Stored data:

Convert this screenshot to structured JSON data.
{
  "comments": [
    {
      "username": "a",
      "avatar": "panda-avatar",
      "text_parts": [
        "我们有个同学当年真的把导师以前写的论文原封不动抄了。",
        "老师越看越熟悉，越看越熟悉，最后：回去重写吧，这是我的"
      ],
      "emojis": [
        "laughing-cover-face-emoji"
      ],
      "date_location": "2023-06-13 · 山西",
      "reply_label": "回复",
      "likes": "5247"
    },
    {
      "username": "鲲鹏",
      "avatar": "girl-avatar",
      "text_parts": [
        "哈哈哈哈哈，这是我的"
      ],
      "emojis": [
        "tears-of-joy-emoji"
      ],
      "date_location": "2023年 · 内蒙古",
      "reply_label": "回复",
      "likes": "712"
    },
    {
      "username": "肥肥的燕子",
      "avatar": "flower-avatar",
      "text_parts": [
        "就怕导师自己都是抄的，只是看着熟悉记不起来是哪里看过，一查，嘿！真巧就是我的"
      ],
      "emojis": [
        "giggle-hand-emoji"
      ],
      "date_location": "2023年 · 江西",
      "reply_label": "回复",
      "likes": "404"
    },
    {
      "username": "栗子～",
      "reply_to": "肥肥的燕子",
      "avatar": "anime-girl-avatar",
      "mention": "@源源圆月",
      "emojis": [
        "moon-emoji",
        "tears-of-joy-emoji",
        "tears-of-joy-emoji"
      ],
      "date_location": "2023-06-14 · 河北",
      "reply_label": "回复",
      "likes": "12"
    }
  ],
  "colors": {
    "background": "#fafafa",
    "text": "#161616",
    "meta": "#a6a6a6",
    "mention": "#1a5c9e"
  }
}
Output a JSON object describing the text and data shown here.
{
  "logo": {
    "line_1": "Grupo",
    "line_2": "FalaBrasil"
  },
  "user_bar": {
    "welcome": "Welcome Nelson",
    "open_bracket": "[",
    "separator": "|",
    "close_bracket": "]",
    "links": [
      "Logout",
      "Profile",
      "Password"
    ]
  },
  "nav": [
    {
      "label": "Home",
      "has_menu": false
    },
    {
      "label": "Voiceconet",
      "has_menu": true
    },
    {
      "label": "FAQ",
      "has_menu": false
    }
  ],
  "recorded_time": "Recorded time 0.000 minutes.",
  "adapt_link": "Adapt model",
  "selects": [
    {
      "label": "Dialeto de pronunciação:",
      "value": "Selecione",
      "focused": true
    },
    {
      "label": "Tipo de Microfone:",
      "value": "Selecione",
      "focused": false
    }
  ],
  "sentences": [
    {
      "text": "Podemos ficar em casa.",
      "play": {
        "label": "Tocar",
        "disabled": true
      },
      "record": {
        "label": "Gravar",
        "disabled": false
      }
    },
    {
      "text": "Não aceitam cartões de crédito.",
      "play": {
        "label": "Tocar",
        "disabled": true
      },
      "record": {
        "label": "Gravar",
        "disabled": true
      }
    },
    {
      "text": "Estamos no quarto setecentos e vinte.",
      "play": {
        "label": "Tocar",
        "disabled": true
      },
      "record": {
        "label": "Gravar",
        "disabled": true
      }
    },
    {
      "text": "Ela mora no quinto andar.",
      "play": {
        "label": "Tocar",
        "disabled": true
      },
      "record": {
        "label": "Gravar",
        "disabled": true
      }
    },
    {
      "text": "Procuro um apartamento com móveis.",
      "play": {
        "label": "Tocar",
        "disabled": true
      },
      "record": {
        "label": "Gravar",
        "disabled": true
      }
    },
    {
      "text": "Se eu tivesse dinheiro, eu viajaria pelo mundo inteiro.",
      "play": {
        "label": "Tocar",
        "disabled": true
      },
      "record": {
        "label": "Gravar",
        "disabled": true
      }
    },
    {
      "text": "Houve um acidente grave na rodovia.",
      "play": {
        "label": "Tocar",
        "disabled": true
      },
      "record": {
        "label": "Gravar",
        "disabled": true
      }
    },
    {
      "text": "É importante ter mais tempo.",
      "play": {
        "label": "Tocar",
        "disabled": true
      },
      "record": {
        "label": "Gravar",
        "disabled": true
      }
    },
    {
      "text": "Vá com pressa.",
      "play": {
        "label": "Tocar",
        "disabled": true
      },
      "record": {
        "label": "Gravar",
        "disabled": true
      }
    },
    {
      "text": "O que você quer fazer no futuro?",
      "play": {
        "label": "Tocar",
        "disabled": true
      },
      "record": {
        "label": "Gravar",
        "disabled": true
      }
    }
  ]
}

Problem details:
All of the lines above must be returned exactly.

Answer to the exercise:
Convert this screenshot to structured JSON data.
{
  "comments": [
    {
      "username": "a",
      "avatar": "panda-avatar",
      "text_parts": [
        "我们有个同学当年真的把导师以前写的论文原封不动抄了。",
        "老师越看越熟悉，越看越熟悉，最后：回去重写吧，这是我的"
      ],
      "emojis": [
        "laughing-cover-face-emoji"
      ],
      "date_location": "2023-06-13 · 山西",
      "reply_label": "回复",
      "likes": "5247"
    },
    {
      "username": "鲲鹏",
      "avatar": "girl-avatar",
      "text_parts": [
        "哈哈哈哈哈，这是我的"
      ],
      "emojis": [
        "tears-of-joy-emoji"
      ],
      "date_location": "2023年 · 内蒙古",
      "reply_label": "回复",
      "likes": "712"
    },
    {
      "username": "肥肥的燕子",
      "avatar": "flower-avatar",
      "text_parts": [
        "就怕导师自己都是抄的，只是看着熟悉记不起来是哪里看过，一查，嘿！真巧就是我的"
      ],
      "emojis": [
        "giggle-hand-emoji"
      ],
      "date_location": "2023年 · 江西",
      "reply_label": "回复",
      "likes": "404"
    },
    {
      "username": "栗子～",
      "reply_to": "肥肥的燕子",
      "avatar": "anime-girl-avatar",
      "mention": "@源源圆月",
      "emojis": [
        "moon-emoji",
        "tears-of-joy-emoji",
        "tears-of-joy-emoji"
      ],
      "date_location": "2023-06-14 · 河北",
      "reply_label": "回复",
      "likes": "12"
    }
  ],
  "colors": {
    "background": "#fafafa",
    "text": "#161616",
    "meta": "#a6a6a6",
    "mention": "#1a5c9e"
  }
}
Output a JSON object describing the text and data shown here.
{
  "logo": {
    "line_1": "Grupo",
    "line_2": "FalaBrasil"
  },
  "user_bar": {
    "welcome": "Welcome Nelson",
    "open_bracket": "[",
    "separator": "|",
    "close_bracket": "]",
    "links": [
      "Logout",
      "Profile",
      "Password"
    ]
  },
  "nav": [
    {
      "label": "Home",
      "has_menu": false
    },
    {
      "label": "Voiceconet",
      "has_menu": true
    },
    {
      "label": "FAQ",
      "has_menu": false
    }
  ],
  "recorded_time": "Recorded time 0.000 minutes.",
  "adapt_link": "Adapt model",
  "selects": [
    {
      "label": "Dialeto de pronunciação:",
      "value": "Selecione",
      "focused": true
    },
    {
      "label": "Tipo de Microfone:",
      "value": "Selecione",
      "focused": false
    }
  ],
  "sentences": [
    {
      "text": "Podemos ficar em casa.",
      "play": {
        "label": "Tocar",
        "disabled": true
      },
      "record": {
        "label": "Gravar",
        "disabled": false
      }
    },
    {
      "text": "Não aceitam cartões de crédito.",
      "play": {
        "label": "Tocar",
        "disabled": true
      },
      "record": {
        "label": "Gravar",
        "disabled": true
      }
    },
    {
      "text": "Estamos no quarto setecentos e vinte.",
      "play": {
        "label": "Tocar",
        "disabled": true
      },
      "record": {
        "label": "Gravar",
        "disabled": true
      }
    },
    {
      "text": "Ela mora no quinto andar.",
      "play": {
        "label": "Tocar",
        "disabled": true
      },
      "record": {
        "label": "Gravar",
        "disabled": true
      }
    },
    {
      "text": "Procuro um apartamento com móveis.",
      "play": {
        "label": "Tocar",
        "disabled": true
      },
      "record": {
        "label": "Gravar",
        "disabled": true
      }
    },
    {
      "text": "Se eu tivesse dinheiro, eu viajaria pelo mundo inteiro.",
      "play": {
        "label": "Tocar",
        "disabled": true
      },
      "record": {
        "label": "Gravar",
        "disabled": true
      }
    },
    {
      "text": "Houve um acidente grave na rodovia.",
      "play": {
        "label": "Tocar",
        "disabled": true
      },
      "record": {
        "label": "Gravar",
        "disabled": true
      }
    },
    {
      "text": "É importante ter mais tempo.",
      "play": {
        "label": "Tocar",
        "disabled": true
      },
      "record": {
        "label": "Gravar",
        "disabled": true
      }
    },
    {
      "text": "Vá com pressa.",
      "play": {
        "label": "Tocar",
        "disabled": true
      },
      "record": {
        "label": "Gravar",
        "disabled": true
      }
    },
    {
      "text": "O que você quer fazer no futuro?",
      "play": {
        "label": "Tocar",
        "disabled": true
      },
      "record": {
        "label": "Gravar",
        "disabled": true
      }
    }
  ]
}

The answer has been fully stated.